_Saved data entries:_
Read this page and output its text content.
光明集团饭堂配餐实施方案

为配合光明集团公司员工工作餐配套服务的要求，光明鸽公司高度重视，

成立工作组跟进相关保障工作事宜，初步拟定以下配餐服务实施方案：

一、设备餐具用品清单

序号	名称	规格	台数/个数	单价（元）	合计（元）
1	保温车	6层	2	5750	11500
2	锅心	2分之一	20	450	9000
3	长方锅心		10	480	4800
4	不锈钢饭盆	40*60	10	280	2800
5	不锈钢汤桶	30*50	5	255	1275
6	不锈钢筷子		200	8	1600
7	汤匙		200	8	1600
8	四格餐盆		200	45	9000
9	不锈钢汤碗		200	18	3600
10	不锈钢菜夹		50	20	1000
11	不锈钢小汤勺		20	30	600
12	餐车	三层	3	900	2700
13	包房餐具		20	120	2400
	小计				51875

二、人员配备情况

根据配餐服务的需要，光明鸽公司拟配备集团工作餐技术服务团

--

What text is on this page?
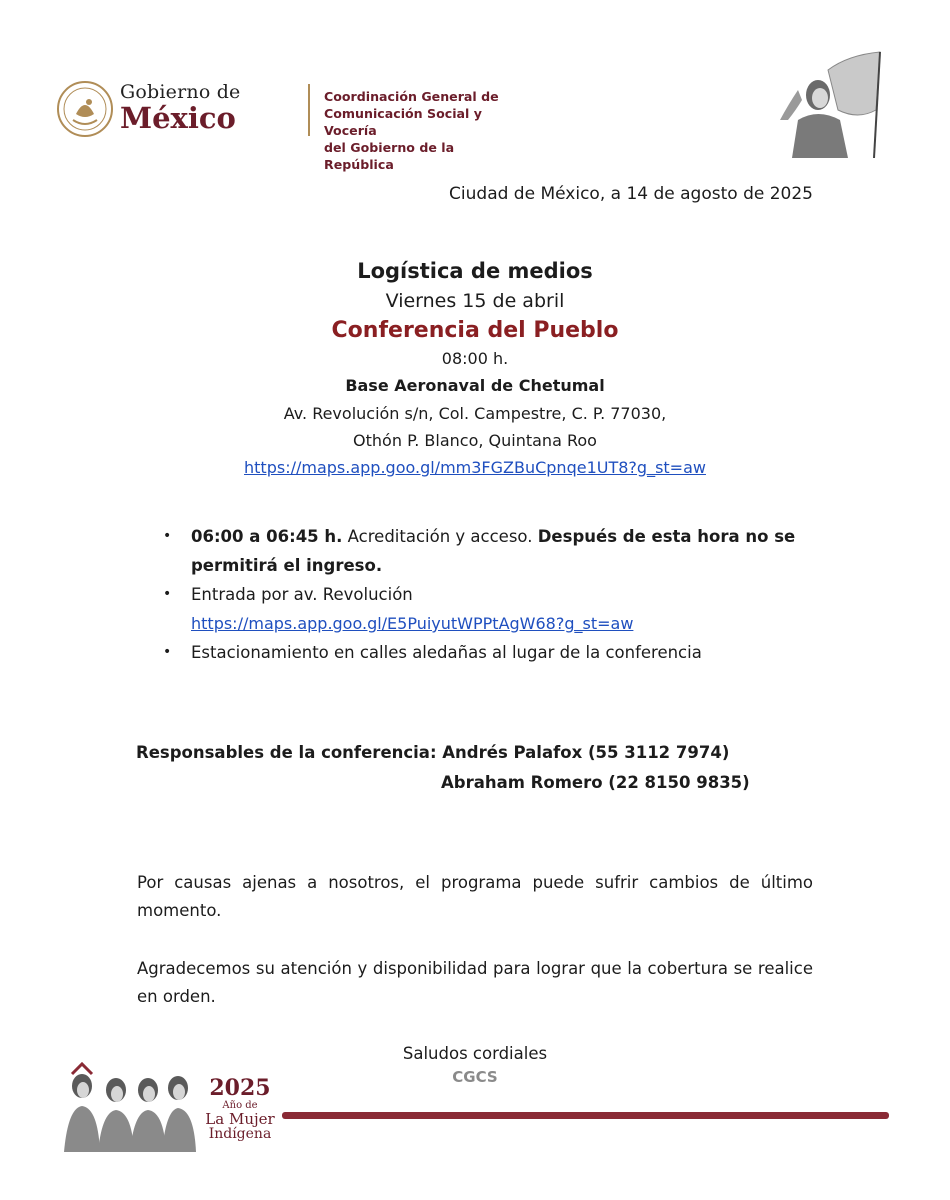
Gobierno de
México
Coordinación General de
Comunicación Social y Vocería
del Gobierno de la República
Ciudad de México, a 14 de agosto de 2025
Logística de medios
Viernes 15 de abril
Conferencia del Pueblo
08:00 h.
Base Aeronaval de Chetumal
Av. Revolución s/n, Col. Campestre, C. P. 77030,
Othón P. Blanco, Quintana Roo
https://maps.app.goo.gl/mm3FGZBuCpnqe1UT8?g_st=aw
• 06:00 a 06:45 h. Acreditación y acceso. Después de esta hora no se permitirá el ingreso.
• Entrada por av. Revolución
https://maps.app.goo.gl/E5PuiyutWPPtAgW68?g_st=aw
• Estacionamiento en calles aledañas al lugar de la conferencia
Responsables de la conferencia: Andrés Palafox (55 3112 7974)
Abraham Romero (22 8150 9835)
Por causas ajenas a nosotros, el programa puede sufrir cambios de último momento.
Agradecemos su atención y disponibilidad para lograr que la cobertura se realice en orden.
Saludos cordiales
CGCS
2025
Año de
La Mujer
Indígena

_The exercise:_ Check each line above for the word "page", and copy the lines where it appears.

_Expected answer:_
Read this page and output its text content.
What text is on this page?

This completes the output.